**GIVEN PASSAGE**
On Sun, Apr 23, 2017 at 5:31 PM, Doug Smythies <dsmythies@...us.net> wrote:
> On 2017.04.22 14:08 Rafael wrote:
>> On Friday, April 21, 2017 11:29:06 PM Doug Smythies wrote:
>>> On 2017.04.20 18:18 Rafael wrote:
>>>> On Thursday, April 20, 2017 07:55:57 AM Doug Smythies wrote:
>>>>> On 2017.04.19 01:16 Mel Gorman wrote:
>>>>>> On Fri, Apr 14, 2017 at 04:01:40PM -0700, Doug Smythies wrote:
>>>>>>> Hi Mel,
>>>>
>>>> [cut]
>>>>
>>>>>> And the revert does help albeit not being an option for reasons Rafael
>>>>>> covered.
>>>>>
>>>>> New data point: Kernel 4.11-rc7  intel_pstate, powersave forcing the
>>>>> load based algorithm: Elapsed 3178 seconds.

**GOAL**
Write the next part of the email thread about the intel_pstate test results, starting after its last line. The data after this email thread has no connection to it.

**DATASET ROWS**
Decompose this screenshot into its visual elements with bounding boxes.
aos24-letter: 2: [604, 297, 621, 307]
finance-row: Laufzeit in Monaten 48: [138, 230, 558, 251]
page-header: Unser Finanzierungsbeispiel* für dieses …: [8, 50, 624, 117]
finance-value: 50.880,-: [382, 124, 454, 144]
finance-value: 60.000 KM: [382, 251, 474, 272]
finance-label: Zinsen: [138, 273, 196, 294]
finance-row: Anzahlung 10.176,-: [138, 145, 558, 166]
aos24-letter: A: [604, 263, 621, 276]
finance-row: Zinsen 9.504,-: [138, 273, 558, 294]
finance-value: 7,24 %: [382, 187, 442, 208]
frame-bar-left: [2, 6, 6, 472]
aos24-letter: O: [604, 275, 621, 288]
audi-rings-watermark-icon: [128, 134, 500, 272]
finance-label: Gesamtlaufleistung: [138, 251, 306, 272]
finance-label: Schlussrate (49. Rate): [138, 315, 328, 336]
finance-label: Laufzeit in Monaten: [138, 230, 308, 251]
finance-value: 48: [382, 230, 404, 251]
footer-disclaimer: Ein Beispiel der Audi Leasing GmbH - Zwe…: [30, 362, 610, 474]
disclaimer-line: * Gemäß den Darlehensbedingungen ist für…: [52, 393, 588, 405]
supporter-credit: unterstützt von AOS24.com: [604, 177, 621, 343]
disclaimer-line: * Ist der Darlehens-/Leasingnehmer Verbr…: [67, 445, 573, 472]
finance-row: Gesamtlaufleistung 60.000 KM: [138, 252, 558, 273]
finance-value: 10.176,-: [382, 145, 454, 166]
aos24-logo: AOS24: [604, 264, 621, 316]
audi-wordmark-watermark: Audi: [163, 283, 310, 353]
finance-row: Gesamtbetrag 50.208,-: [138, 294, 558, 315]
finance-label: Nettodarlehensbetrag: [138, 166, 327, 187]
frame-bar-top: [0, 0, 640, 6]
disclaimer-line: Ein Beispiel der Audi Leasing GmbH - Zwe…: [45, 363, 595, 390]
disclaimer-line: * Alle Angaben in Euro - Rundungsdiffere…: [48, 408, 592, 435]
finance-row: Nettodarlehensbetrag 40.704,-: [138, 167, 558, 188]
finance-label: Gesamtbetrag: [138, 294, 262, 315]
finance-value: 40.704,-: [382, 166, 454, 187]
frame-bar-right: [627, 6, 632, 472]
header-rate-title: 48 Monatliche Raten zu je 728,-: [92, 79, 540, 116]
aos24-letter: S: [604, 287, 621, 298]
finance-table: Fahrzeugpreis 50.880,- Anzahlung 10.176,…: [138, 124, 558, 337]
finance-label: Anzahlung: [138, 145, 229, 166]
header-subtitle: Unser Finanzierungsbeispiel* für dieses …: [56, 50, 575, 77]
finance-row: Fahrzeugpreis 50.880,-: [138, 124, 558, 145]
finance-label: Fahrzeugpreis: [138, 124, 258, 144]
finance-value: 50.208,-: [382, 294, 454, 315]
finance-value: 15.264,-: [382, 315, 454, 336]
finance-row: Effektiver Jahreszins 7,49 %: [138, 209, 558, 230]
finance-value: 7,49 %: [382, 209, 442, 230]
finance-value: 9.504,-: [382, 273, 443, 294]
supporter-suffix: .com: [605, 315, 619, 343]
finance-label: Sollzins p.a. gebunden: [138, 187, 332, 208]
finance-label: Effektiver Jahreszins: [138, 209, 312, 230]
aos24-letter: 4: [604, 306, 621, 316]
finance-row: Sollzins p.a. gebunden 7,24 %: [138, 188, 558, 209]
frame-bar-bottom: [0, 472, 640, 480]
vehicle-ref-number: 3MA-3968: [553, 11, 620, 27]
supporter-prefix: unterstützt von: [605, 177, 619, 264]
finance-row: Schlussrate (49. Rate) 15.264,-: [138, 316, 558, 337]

...

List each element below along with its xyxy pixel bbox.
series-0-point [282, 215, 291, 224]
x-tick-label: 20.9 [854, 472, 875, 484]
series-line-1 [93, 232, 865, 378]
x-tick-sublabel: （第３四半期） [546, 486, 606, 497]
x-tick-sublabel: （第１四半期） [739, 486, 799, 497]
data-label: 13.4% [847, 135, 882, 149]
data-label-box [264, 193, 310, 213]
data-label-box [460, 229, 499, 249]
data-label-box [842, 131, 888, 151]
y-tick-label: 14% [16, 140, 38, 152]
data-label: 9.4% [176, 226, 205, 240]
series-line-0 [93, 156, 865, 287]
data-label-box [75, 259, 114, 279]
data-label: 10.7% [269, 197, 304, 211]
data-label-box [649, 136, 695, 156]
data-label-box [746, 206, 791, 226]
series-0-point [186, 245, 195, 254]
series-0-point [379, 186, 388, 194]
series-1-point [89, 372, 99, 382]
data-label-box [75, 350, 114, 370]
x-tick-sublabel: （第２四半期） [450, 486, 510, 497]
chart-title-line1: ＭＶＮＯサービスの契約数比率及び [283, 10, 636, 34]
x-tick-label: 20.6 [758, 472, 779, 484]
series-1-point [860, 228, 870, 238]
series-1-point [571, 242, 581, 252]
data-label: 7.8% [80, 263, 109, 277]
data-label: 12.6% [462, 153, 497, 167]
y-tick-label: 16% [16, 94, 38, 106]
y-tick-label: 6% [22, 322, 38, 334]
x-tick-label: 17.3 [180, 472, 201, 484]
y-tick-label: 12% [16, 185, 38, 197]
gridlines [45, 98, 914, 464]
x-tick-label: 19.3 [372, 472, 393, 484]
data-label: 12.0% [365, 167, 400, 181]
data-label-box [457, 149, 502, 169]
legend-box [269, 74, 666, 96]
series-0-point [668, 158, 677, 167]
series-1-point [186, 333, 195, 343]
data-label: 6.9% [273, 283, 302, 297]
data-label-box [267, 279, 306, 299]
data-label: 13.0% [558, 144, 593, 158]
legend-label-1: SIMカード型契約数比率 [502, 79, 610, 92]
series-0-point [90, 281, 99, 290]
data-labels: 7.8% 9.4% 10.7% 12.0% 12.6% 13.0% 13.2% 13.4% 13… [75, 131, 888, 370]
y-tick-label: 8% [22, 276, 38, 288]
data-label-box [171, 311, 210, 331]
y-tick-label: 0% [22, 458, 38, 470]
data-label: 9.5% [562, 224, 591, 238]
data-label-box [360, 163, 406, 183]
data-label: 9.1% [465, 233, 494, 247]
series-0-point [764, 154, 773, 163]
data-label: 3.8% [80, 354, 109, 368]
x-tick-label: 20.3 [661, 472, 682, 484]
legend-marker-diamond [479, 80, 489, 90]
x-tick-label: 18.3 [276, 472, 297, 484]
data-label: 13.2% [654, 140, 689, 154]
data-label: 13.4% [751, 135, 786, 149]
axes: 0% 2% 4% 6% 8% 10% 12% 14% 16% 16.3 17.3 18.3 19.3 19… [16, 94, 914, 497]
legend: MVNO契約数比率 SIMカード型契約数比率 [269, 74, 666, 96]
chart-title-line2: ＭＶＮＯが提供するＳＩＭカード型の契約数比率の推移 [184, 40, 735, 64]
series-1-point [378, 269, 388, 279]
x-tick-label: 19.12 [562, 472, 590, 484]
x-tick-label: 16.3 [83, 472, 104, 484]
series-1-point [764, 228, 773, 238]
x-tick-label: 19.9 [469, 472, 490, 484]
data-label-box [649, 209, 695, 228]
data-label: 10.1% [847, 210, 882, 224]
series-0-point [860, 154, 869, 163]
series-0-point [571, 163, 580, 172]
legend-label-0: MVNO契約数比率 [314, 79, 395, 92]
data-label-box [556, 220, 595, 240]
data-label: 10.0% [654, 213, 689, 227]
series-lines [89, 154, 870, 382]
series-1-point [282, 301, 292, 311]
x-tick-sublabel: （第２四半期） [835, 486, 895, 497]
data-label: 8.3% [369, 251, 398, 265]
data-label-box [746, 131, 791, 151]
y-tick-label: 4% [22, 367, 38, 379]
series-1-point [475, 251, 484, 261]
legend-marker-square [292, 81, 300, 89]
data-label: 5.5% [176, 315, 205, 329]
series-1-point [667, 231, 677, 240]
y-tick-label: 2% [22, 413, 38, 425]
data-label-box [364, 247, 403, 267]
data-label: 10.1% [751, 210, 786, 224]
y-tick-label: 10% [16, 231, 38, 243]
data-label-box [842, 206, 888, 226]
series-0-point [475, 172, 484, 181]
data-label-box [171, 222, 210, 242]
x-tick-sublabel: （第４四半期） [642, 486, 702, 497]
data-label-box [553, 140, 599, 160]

--

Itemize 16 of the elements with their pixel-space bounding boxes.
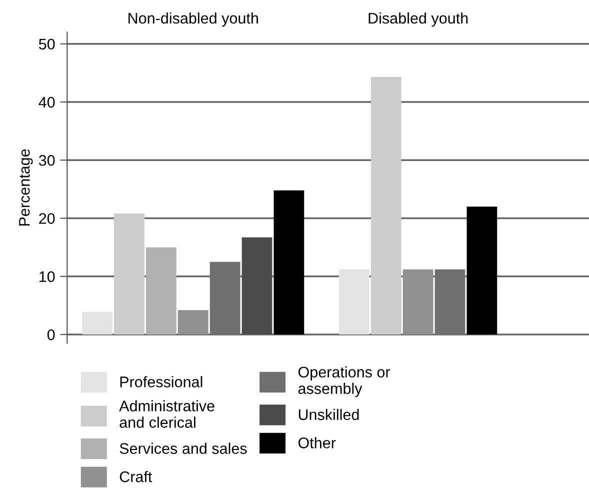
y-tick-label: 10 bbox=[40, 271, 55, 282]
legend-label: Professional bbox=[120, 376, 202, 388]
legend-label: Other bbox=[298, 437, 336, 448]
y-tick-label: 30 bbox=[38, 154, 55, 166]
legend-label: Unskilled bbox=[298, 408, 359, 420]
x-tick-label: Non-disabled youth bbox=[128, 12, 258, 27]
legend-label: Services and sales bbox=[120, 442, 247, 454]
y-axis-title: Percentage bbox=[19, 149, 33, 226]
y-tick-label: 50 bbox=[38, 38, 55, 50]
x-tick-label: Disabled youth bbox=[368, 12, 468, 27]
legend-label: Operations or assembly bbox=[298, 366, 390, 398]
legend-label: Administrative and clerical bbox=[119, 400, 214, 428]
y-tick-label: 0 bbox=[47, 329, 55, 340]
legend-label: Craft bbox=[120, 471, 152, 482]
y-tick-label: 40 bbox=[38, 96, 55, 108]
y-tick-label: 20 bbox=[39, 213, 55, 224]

**OUTPUT FOR THIS TASK**
>>>>>
>>>>> If I understand your data correctly, my load based results are the opposite of yours.
>>>>>
>>>>> Mel: 4.11-rc5 vanilla: Elapsed mean: 3750.20 Seconds
>>>>> Mel: 4.11-rc5 load based: Elapsed mean: 2503.27 Seconds
>>>>> Or: 33.25%
>>>>>
>>>>> Doug: 4.11-rc6 stock: Elapsed total (5 runs): 2364.45 Seconds
>>>>> Doug: 4.11-rc7 force load based: Elapsed total (5 runs): 3178 Seconds
>>>>> Or: -34.4%
>>>>
>>>> I wonder if you can do the same thing I've just advised Mel to do.  That is,
>>>> take my linux-next branch:
>>>>
>>>> git://git.kernel.org/pub/scm/linux/kernel/git/rafael/linux-pm.git linux-next
>>>>
>>>> (which is new material for 4.12 on top of 4.11-rc7) and reduce
>>>> INTEL_PSTATE_DEFAULT_SAMPLING_INTERVAL (in intel_pstate.c) in it by 1/2
>>>> (force load-based if need be, I'm not sure what PM profile of your test system
>>>> is).
>>>
>>> I did not need to force load-based. I do not know how to figure it out from
>>> an acpidump the way Srinivas does. I did a trace and figured out what algorithm
>>> it was using from the data.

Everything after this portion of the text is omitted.